> _Aim_
The entries below should be given again exactly, minus their pictures.

> _Items_

____________

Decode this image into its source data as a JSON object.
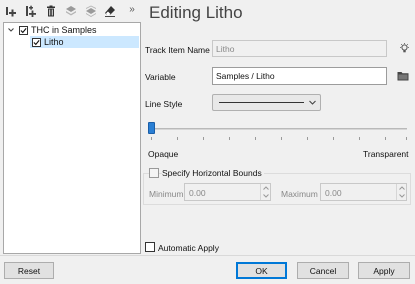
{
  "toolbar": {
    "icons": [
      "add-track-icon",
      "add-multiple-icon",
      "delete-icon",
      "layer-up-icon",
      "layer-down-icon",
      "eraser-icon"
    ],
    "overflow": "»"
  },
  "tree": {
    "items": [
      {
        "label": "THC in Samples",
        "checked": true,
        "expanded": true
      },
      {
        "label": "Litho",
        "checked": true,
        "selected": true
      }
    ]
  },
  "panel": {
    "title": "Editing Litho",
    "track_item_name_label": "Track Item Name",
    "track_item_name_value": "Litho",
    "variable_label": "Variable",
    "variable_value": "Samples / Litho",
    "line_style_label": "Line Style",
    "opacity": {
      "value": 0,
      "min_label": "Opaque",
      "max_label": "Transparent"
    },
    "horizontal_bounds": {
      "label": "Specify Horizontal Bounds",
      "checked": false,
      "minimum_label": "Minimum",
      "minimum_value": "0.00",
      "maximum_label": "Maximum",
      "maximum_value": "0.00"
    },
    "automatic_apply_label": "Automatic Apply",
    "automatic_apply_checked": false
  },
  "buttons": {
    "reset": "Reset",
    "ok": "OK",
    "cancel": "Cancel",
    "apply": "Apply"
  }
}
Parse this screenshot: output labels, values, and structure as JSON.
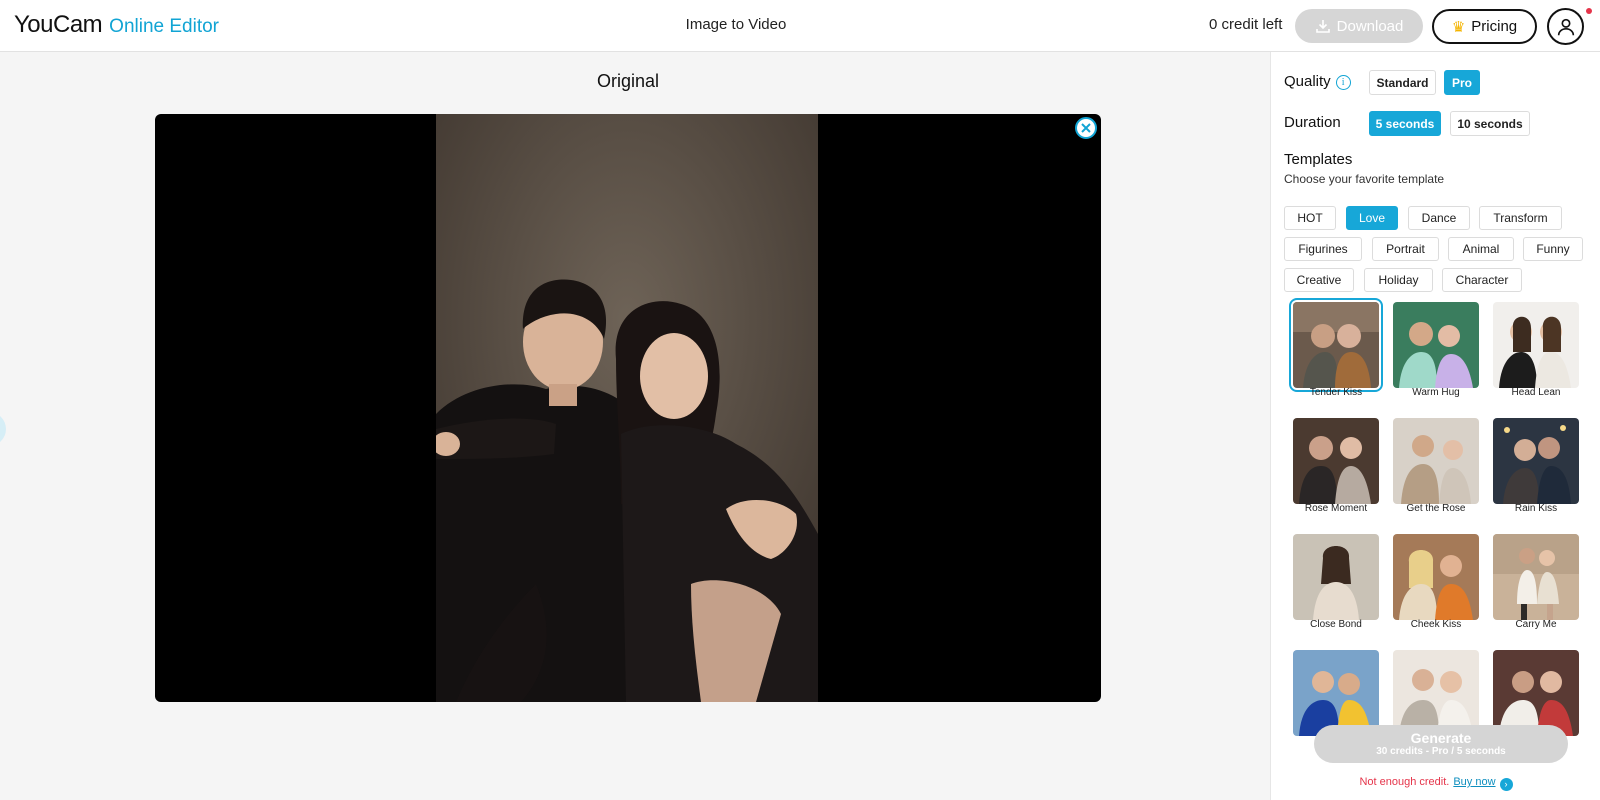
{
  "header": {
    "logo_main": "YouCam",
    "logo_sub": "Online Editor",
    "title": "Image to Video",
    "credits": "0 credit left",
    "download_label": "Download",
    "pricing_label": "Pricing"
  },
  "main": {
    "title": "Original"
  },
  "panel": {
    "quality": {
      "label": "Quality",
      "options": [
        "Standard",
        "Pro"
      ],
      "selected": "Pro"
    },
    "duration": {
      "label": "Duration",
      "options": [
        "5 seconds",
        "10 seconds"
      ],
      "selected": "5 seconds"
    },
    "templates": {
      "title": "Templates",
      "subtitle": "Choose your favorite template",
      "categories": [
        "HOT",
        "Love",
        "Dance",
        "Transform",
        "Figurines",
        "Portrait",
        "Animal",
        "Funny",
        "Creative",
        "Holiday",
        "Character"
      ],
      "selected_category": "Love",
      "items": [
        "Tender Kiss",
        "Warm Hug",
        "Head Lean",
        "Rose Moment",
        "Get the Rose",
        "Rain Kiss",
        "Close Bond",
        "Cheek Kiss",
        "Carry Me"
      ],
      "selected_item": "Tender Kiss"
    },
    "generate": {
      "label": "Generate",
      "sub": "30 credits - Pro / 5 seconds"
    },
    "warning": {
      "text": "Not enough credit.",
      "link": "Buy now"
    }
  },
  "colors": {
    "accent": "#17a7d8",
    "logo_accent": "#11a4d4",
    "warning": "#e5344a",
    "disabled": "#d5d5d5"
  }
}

____________

> _Right answer_
Decode this image into its source data as a JSON object.
{
  "toolbar": {
    "icons": [
      "add-track-icon",
      "add-multiple-icon",
      "delete-icon",
      "layer-up-icon",
      "layer-down-icon",
      "eraser-icon"
    ],
    "overflow": "»"
  },
  "tree": {
    "items": [
      {
        "label": "THC in Samples",
        "checked": true,
        "expanded": true
      },
      {
        "label": "Litho",
        "checked": true,
        "selected": true
      }
    ]
  },
  "panel": {
    "title": "Editing Litho",
    "track_item_name_label": "Track Item Name",
    "track_item_name_value": "Litho",
    "variable_label": "Variable",
    "variable_value": "Samples / Litho",
    "line_style_label": "Line Style",
    "opacity": {
      "value": 0,
      "min_label": "Opaque",
      "max_label": "Transparent"
    },
    "horizontal_bounds": {
      "label": "Specify Horizontal Bounds",
      "checked": false,
      "minimum_label": "Minimum",
      "minimum_value": "0.00",
      "maximum_label": "Maximum",
      "maximum_value": "0.00"
    },
    "automatic_apply_label": "Automatic Apply",
    "automatic_apply_checked": false
  },
  "buttons": {
    "reset": "Reset",
    "ok": "OK",
    "cancel": "Cancel",
    "apply": "Apply"
  }
}
Parse this screenshot: output labels, values, and structure as JSON.
{
  "header": {
    "logo_main": "YouCam",
    "logo_sub": "Online Editor",
    "title": "Image to Video",
    "credits": "0 credit left",
    "download_label": "Download",
    "pricing_label": "Pricing"
  },
  "main": {
    "title": "Original"
  },
  "panel": {
    "quality": {
      "label": "Quality",
      "options": [
        "Standard",
        "Pro"
      ],
      "selected": "Pro"
    },
    "duration": {
      "label": "Duration",
      "options": [
        "5 seconds",
        "10 seconds"
      ],
      "selected": "5 seconds"
    },
    "templates": {
      "title": "Templates",
      "subtitle": "Choose your favorite template",
      "categories": [
        "HOT",
        "Love",
        "Dance",
        "Transform",
        "Figurines",
        "Portrait",
        "Animal",
        "Funny",
        "Creative",
        "Holiday",
        "Character"
      ],
      "selected_category": "Love",
      "items": [
        "Tender Kiss",
        "Warm Hug",
        "Head Lean",
        "Rose Moment",
        "Get the Rose",
        "Rain Kiss",
        "Close Bond",
        "Cheek Kiss",
        "Carry Me"
      ],
      "selected_item": "Tender Kiss"
    },
    "generate": {
      "label": "Generate",
      "sub": "30 credits - Pro / 5 seconds"
    },
    "warning": {
      "text": "Not enough credit.",
      "link": "Buy now"
    }
  },
  "colors": {
    "accent": "#17a7d8",
    "logo_accent": "#11a4d4",
    "warning": "#e5344a",
    "disabled": "#d5d5d5"
  }
}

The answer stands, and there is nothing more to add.